■ ARTICLE

******

I've created a socket program so exchange some messages with a server.

The problem is the following:

it compiles well but when running it gives a segmentation error here:
if(strcmp(argv[1],"-s") == 0) {
I don't know why but if i write

if(!strcmp(argv[1],"-s") == 0) {

no error occurs.....

can someone explain to me what is the error?
I've done a printf before the if and the result is 0, or true if you
prefer.

i start the client with

client -s localhost 17500

Thanks in advance for any help!

Regards

Pedro Pinto

Here is the code:


-------------------------------------------CLIENTE.C
#include "cliente.h"


/* Função Main*/

int main (int argc, char *argv[]) {


/* função que apresenta sintaxe do programa*/

void syntax() {
I don't know what this syntax means and I doubt
it is standard C. Turn this into standard C and I
may be able to help. Of course sockets are not part
of standard C either but it may be that your problem
is not sockets specific.

<REST OF CODE SNIPPED>

Nov 2 '06 #2

P: n/a
Pedro Pinto wrote:
Hello there.

I've created a socket program so exchange some messages with a server.

The problem is the following:

it compiles well but when running it gives a segmentation error here:
if(strcmp(argv[1],"-s") == 0) {
You don't appear to be checking argc to see if there is an argv[1].

I'd also avoid nested functions, which are not standard C.

--
Ian Collins.
Nov 2 '06 #3

P: n/a

Ian Collins escreveu:
Pedro Pinto wrote:
Hello there.

I've created a socket program so exchange some messages with a server.

The problem is the following:

it compiles well but when running it gives a segmentation error here:
if(strcmp(argv[1],"-s") == 0) {
You don't appear to be checking argc to see if there is an argv[1].

I'd also avoid nested functions, which are not standard C.

--
Ian Collins.
Hi there........

I cannot believe it but the error was with the printf..................

if i move the \n to the end of the string to be putted on the monitor
it works well.........

I still cannot believe it and i would love to know why does this
happen...

Regards

Pedro

Nov 2 '06 #4

P: n/a
"Spiros Bousbouras" <sp****@gmail.comwrites:
Pedro Pinto wrote:
[...]
>int main (int argc, char *argv[]) {

/* função que apresenta sintaxe do programa*/

void syntax() {

I don't know what this syntax means and I doubt
it is standard C. Turn this into standard C and I
may be able to help. Of course sockets are not part
of standard C either but it may be that your problem
is not sockets specific.
It looks like a nested function definition. It's not supported in
standard C, but some compilers may support it as an extension.

OP: Whatever compiler you're using should have an option or set of
options to disable extensions.

--
Keith Thompson (The_Other_Keith) ks***@mib.org <http://www.ghoti.net/~kst>
San Diego Supercomputer Center <* <http://users.sdsc.edu/~kst>
We must do something. This is something. Therefore, we must do this.
Nov 2 '06 #5

P: n/a
Ian Collins wrote:
Pedro Pinto wrote:
Hello there.

I've created a socket program so exchange some messages with a server.

******

■ PROVIDED MATERIAL
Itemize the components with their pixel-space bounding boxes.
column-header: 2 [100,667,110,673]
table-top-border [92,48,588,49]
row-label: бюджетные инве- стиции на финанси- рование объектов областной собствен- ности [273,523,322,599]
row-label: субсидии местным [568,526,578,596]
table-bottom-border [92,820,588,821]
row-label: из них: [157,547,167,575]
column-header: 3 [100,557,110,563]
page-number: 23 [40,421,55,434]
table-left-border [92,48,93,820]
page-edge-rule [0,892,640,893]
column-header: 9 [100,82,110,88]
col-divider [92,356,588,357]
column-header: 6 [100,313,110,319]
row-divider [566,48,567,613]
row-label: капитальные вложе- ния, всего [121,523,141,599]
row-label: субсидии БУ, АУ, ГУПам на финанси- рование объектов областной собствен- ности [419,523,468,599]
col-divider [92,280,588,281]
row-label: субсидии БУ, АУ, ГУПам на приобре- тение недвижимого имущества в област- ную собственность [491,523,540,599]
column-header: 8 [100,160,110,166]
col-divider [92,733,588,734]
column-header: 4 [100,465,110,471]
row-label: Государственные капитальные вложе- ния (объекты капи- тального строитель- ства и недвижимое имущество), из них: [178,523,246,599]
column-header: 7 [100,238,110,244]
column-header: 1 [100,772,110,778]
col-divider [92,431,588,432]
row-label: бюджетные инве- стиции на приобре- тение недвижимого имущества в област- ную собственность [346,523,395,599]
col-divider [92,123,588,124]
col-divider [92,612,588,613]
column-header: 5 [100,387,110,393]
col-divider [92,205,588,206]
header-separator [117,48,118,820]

******

■ WHAT IS REQUIRED
Copy the part of the segmentation-fault thread starting at "OP: Whatever compiler" and ending at "must do this.". The data can be set aside; none of it is needed here.

■ CORRECT ANSWER
OP: Whatever compiler you're using should have an option or set of
options to disable extensions.

--
Keith Thompson (The_Other_Keith) ks***@mib.org <http://www.ghoti.net/~kst>
San Diego Supercomputer Center <* <http://users.sdsc.edu/~kst>
We must do something. This is something. Therefore, we must do this.